- _DATA FOR THIS TASK_:
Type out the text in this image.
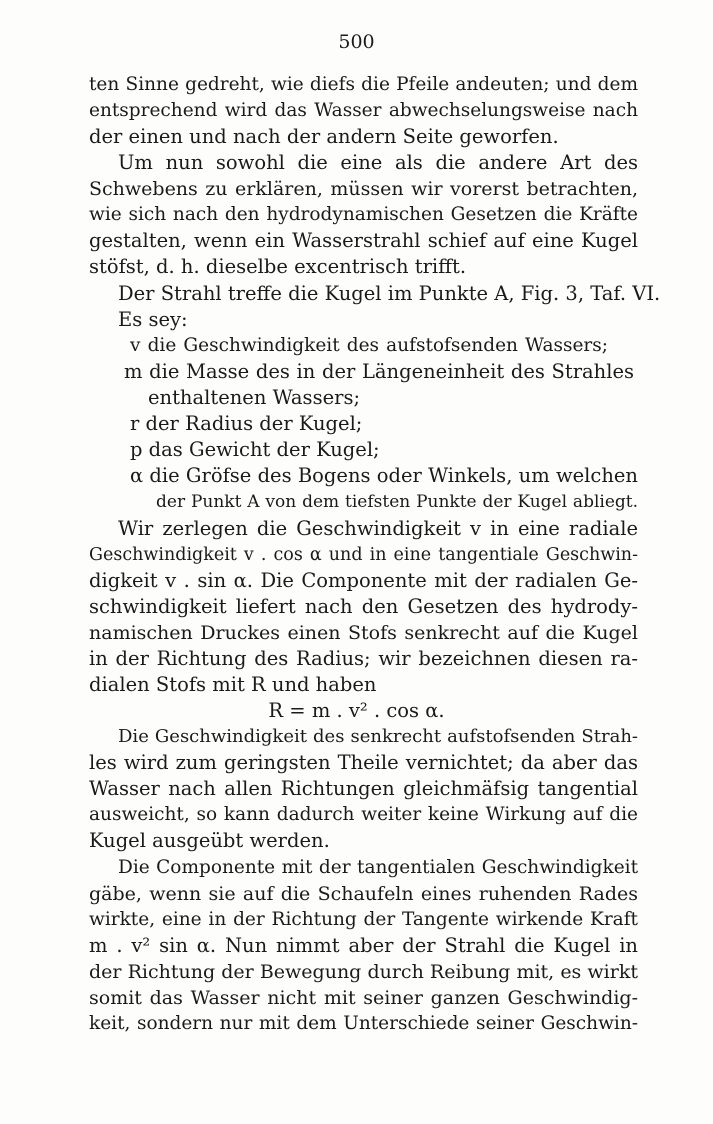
500
ten Sinne gedreht, wie diefs die Pfeile andeuten; und dem
entsprechend wird das Wasser abwechselungsweise nach
der einen und nach der andern Seite geworfen.
Um nun sowohl die eine als die andere Art des
Schwebens zu erklären, müssen wir vorerst betrachten,
wie sich nach den hydrodynamischen Gesetzen die Kräfte
gestalten, wenn ein Wasserstrahl schief auf eine Kugel
stöfst, d. h. dieselbe excentrisch trifft.
Der Strahl treffe die Kugel im Punkte A, Fig. 3, Taf. VI.
Es sey:
v die Geschwindigkeit des aufstofsenden Wassers;
m die Masse des in der Längeneinheit des Strahles
enthaltenen Wassers;
r der Radius der Kugel;
p das Gewicht der Kugel;
α die Gröfse des Bogens oder Winkels, um welchen
der Punkt A von dem tiefsten Punkte der Kugel abliegt.
Wir zerlegen die Geschwindigkeit v in eine radiale
Geschwindigkeit v . cos α und in eine tangentiale Geschwin-
digkeit v . sin α. Die Componente mit der radialen Ge-
schwindigkeit liefert nach den Gesetzen des hydrody-
namischen Druckes einen Stofs senkrecht auf die Kugel
in der Richtung des Radius; wir bezeichnen diesen ra-
dialen Stofs mit R und haben
R = m . v² . cos α.
Die Geschwindigkeit des senkrecht aufstofsenden Strah-
les wird zum geringsten Theile vernichtet; da aber das
Wasser nach allen Richtungen gleichmäfsig tangential
ausweicht, so kann dadurch weiter keine Wirkung auf die
Kugel ausgeübt werden.
Die Componente mit der tangentialen Geschwindigkeit
gäbe, wenn sie auf die Schaufeln eines ruhenden Rades
wirkte, eine in der Richtung der Tangente wirkende Kraft
m . v² sin α. Nun nimmt aber der Strahl die Kugel in
der Richtung der Bewegung durch Reibung mit, es wirkt
somit das Wasser nicht mit seiner ganzen Geschwindig-
keit, sondern nur mit dem Unterschiede seiner Geschwin-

- _GIVEN EXERCISE_:
Make an exact reproduction of the listing above, without any pictures.

- _ANSWER TO THIS TASK_:
Type out the text in this image.
500
ten Sinne gedreht, wie diefs die Pfeile andeuten; und dem
entsprechend wird das Wasser abwechselungsweise nach
der einen und nach der andern Seite geworfen.
Um nun sowohl die eine als die andere Art des
Schwebens zu erklären, müssen wir vorerst betrachten,
wie sich nach den hydrodynamischen Gesetzen die Kräfte
gestalten, wenn ein Wasserstrahl schief auf eine Kugel
stöfst, d. h. dieselbe excentrisch trifft.
Der Strahl treffe die Kugel im Punkte A, Fig. 3, Taf. VI.
Es sey:
v die Geschwindigkeit des aufstofsenden Wassers;
m die Masse des in der Längeneinheit des Strahles
enthaltenen Wassers;
r der Radius der Kugel;
p das Gewicht der Kugel;
α die Gröfse des Bogens oder Winkels, um welchen
der Punkt A von dem tiefsten Punkte der Kugel abliegt.
Wir zerlegen die Geschwindigkeit v in eine radiale
Geschwindigkeit v . cos α und in eine tangentiale Geschwin-
digkeit v . sin α. Die Componente mit der radialen Ge-
schwindigkeit liefert nach den Gesetzen des hydrody-
namischen Druckes einen Stofs senkrecht auf die Kugel
in der Richtung des Radius; wir bezeichnen diesen ra-
dialen Stofs mit R und haben
R = m . v² . cos α.
Die Geschwindigkeit des senkrecht aufstofsenden Strah-
les wird zum geringsten Theile vernichtet; da aber das
Wasser nach allen Richtungen gleichmäfsig tangential
ausweicht, so kann dadurch weiter keine Wirkung auf die
Kugel ausgeübt werden.
Die Componente mit der tangentialen Geschwindigkeit
gäbe, wenn sie auf die Schaufeln eines ruhenden Rades
wirkte, eine in der Richtung der Tangente wirkende Kraft
m . v² sin α. Nun nimmt aber der Strahl die Kugel in
der Richtung der Bewegung durch Reibung mit, es wirkt
somit das Wasser nicht mit seiner ganzen Geschwindig-
keit, sondern nur mit dem Unterschiede seiner Geschwin-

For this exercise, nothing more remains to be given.